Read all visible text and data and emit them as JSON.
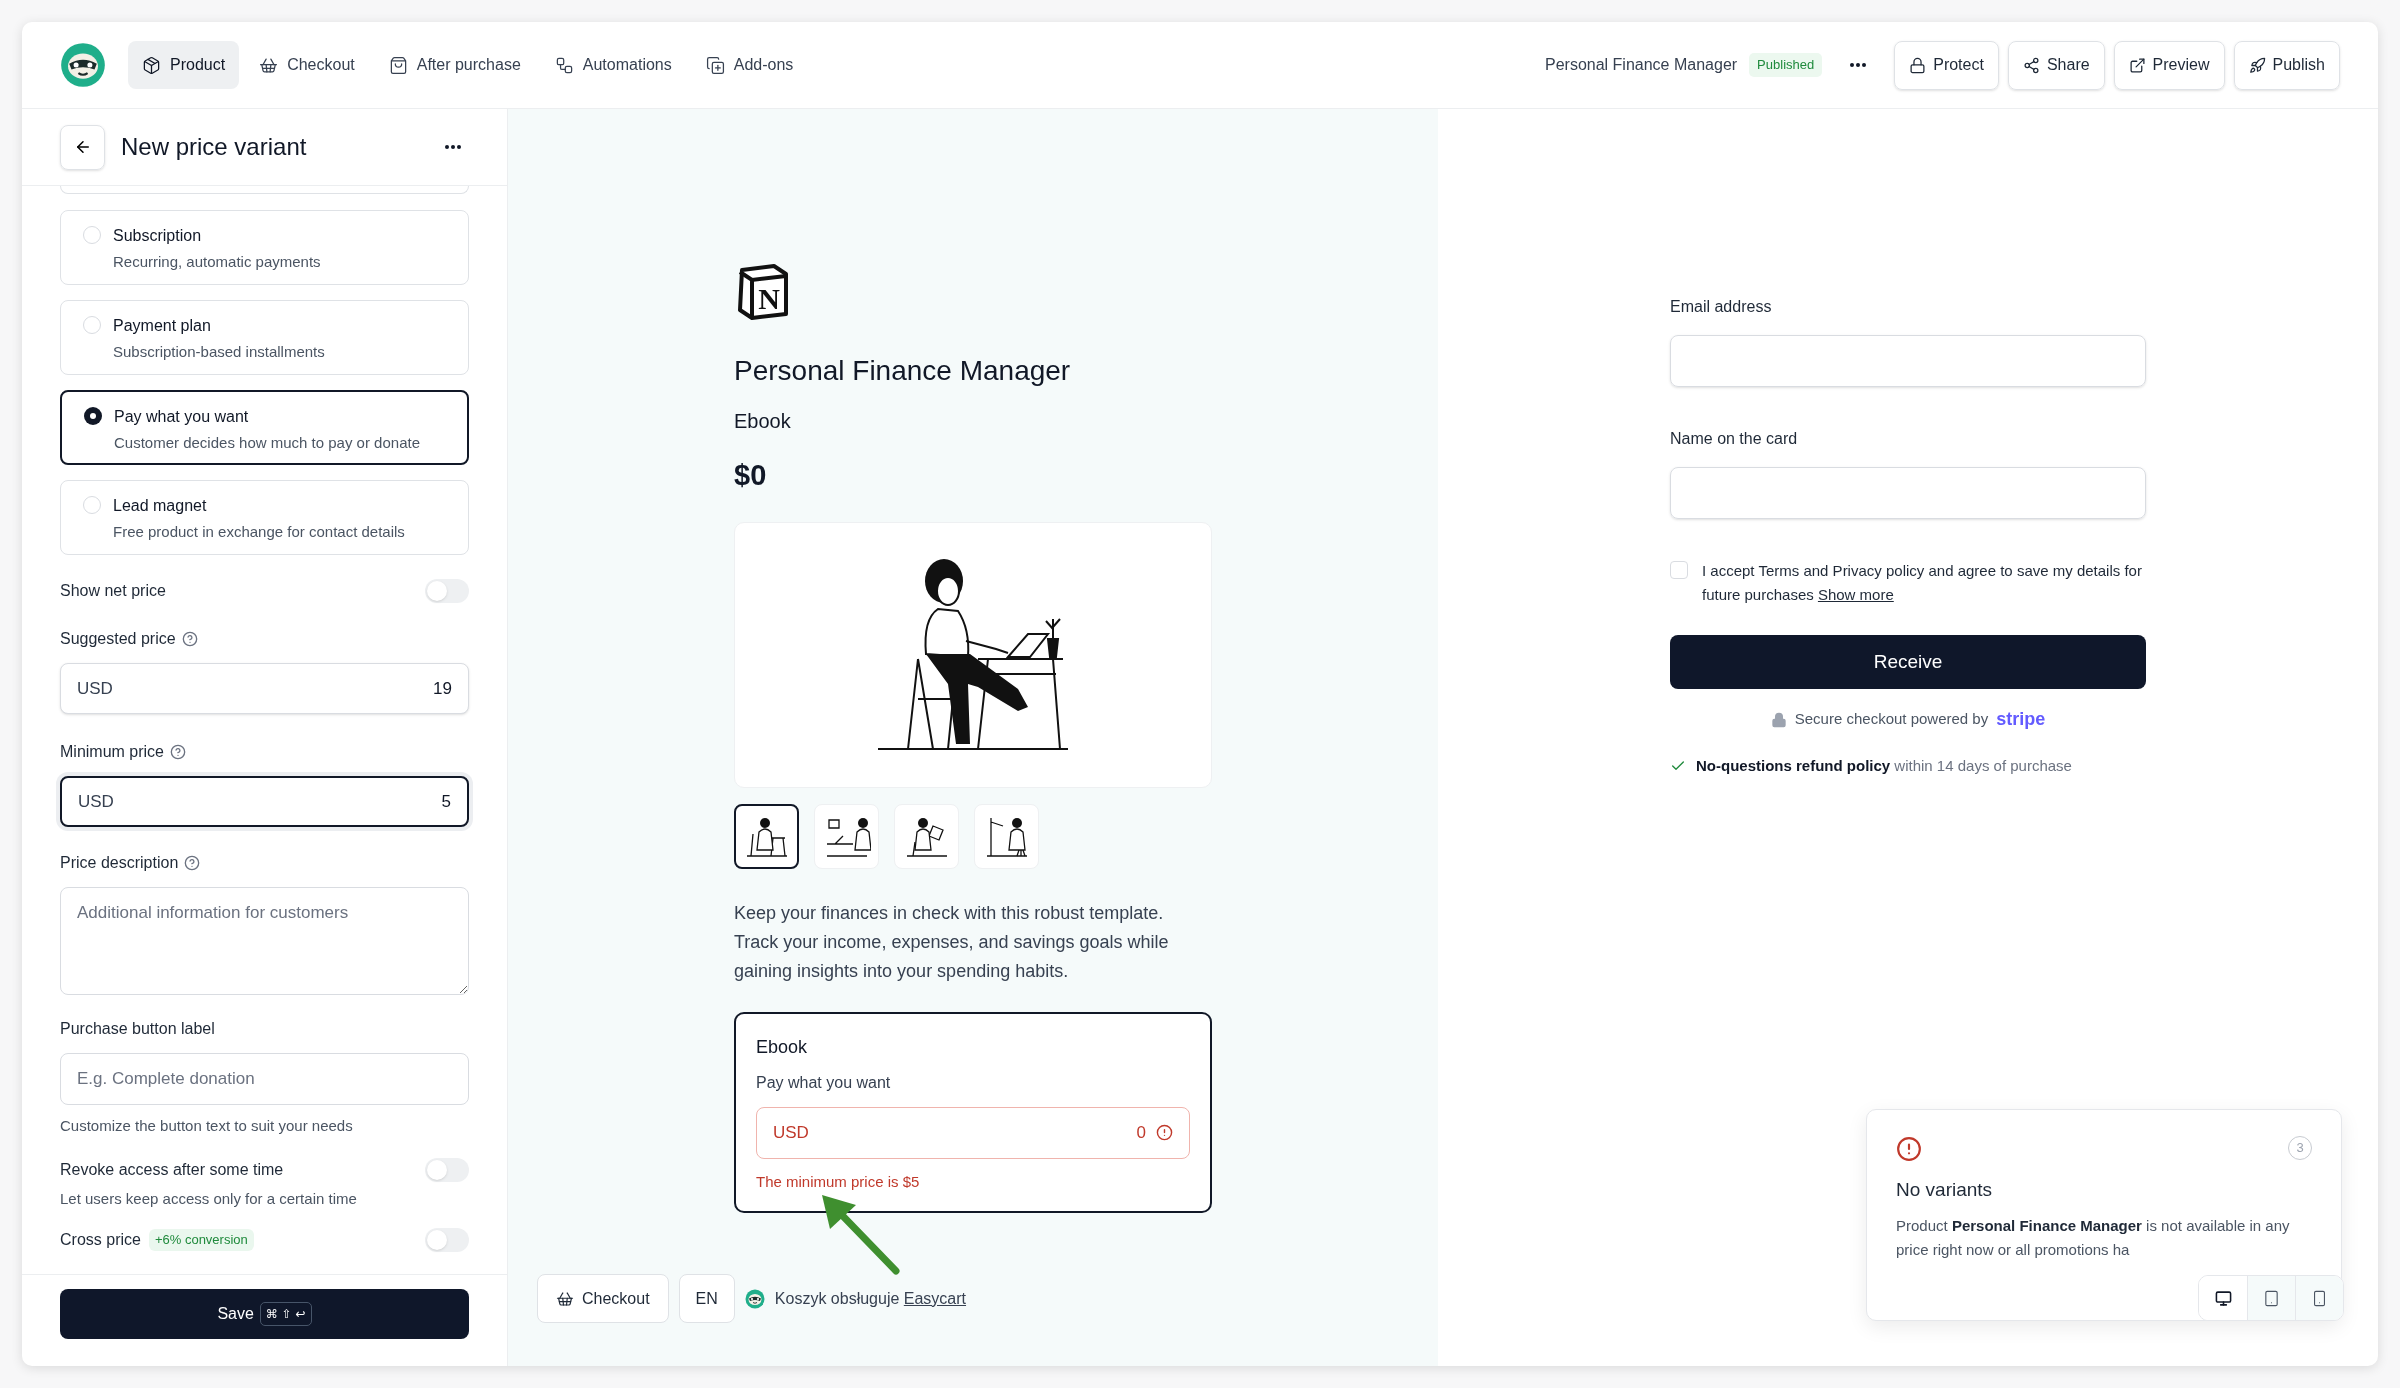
{
  "topbar": {
    "nav_tabs": [
      {
        "label": "Product",
        "selected": true
      },
      {
        "label": "Checkout",
        "selected": false
      },
      {
        "label": "After purchase",
        "selected": false
      },
      {
        "label": "Automations",
        "selected": false
      },
      {
        "label": "Add-ons",
        "selected": false
      }
    ],
    "product_name": "Personal Finance Manager",
    "status_badge": "Published",
    "actions": [
      {
        "label": "Protect"
      },
      {
        "label": "Share"
      },
      {
        "label": "Preview"
      },
      {
        "label": "Publish"
      }
    ]
  },
  "editor": {
    "title": "New price variant",
    "price_types": [
      {
        "title": "Subscription",
        "description": "Recurring, automatic payments",
        "selected": false
      },
      {
        "title": "Payment plan",
        "description": "Subscription-based installments",
        "selected": false
      },
      {
        "title": "Pay what you want",
        "description": "Customer decides how much to pay or donate",
        "selected": true
      },
      {
        "title": "Lead magnet",
        "description": "Free product in exchange for contact details",
        "selected": false
      }
    ],
    "show_net_price": {
      "label": "Show net price",
      "on": false
    },
    "suggested_price": {
      "label": "Suggested price",
      "currency": "USD",
      "value": "19",
      "focused": false
    },
    "minimum_price": {
      "label": "Minimum price",
      "currency": "USD",
      "value": "5",
      "focused": true
    },
    "price_description": {
      "label": "Price description",
      "placeholder": "Additional information for customers"
    },
    "purchase_button_label": {
      "label": "Purchase button label",
      "placeholder": "E.g. Complete donation",
      "hint": "Customize the button text to suit your needs"
    },
    "revoke_access": {
      "label": "Revoke access after some time",
      "description": "Let users keep access only for a certain time",
      "on": false
    },
    "cross_price": {
      "label": "Cross price",
      "badge": "+6% conversion",
      "on": false
    },
    "save": {
      "label": "Save",
      "shortcut": "⌘ ⇧ ↩"
    }
  },
  "preview": {
    "logo_letter": "N",
    "title": "Personal Finance Manager",
    "subtitle": "Ebook",
    "price": "$0",
    "thumbnails": [
      {
        "selected": true
      },
      {
        "selected": false
      },
      {
        "selected": false
      },
      {
        "selected": false
      }
    ],
    "description": "Keep your finances in check with this robust template. Track your income, expenses, and savings goals while gaining insights into your spending habits.",
    "variant": {
      "name": "Ebook",
      "type": "Pay what you want",
      "currency": "USD",
      "amount": "0",
      "error": "The minimum price is $5"
    },
    "footer": {
      "checkout_button": "Checkout",
      "language": "EN",
      "powered_by": "Koszyk obsługuje",
      "powered_by_link": "Easycart"
    }
  },
  "checkout_form": {
    "fields": [
      {
        "label": "Email address"
      },
      {
        "label": "Name on the card"
      }
    ],
    "consent": {
      "text": "I accept Terms and Privacy policy and agree to save my details for future purchases",
      "link": "Show more",
      "checked": false
    },
    "submit": "Receive",
    "secure_note": "Secure checkout powered by",
    "payment_brand": "stripe",
    "refund_policy": "**No-questions refund policy** within 14 days of purchase"
  },
  "toast": {
    "title": "No variants",
    "message": "Product **Personal Finance Manager** is not available in any price right now or all promotions ha",
    "count": "3"
  },
  "device_switcher": [
    {
      "kind": "desktop",
      "selected": true
    },
    {
      "kind": "tablet",
      "selected": false
    },
    {
      "kind": "mobile",
      "selected": false
    }
  ]
}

--------

**Task directions**.
Scan the data above and copy every line with "Manager" in it.

**Answer**.
    "product_name": "Personal Finance Manager",
    "title": "Personal Finance Manager",
    "message": "Product **Personal Finance Manager** is not available in any price right now or all promotions ha",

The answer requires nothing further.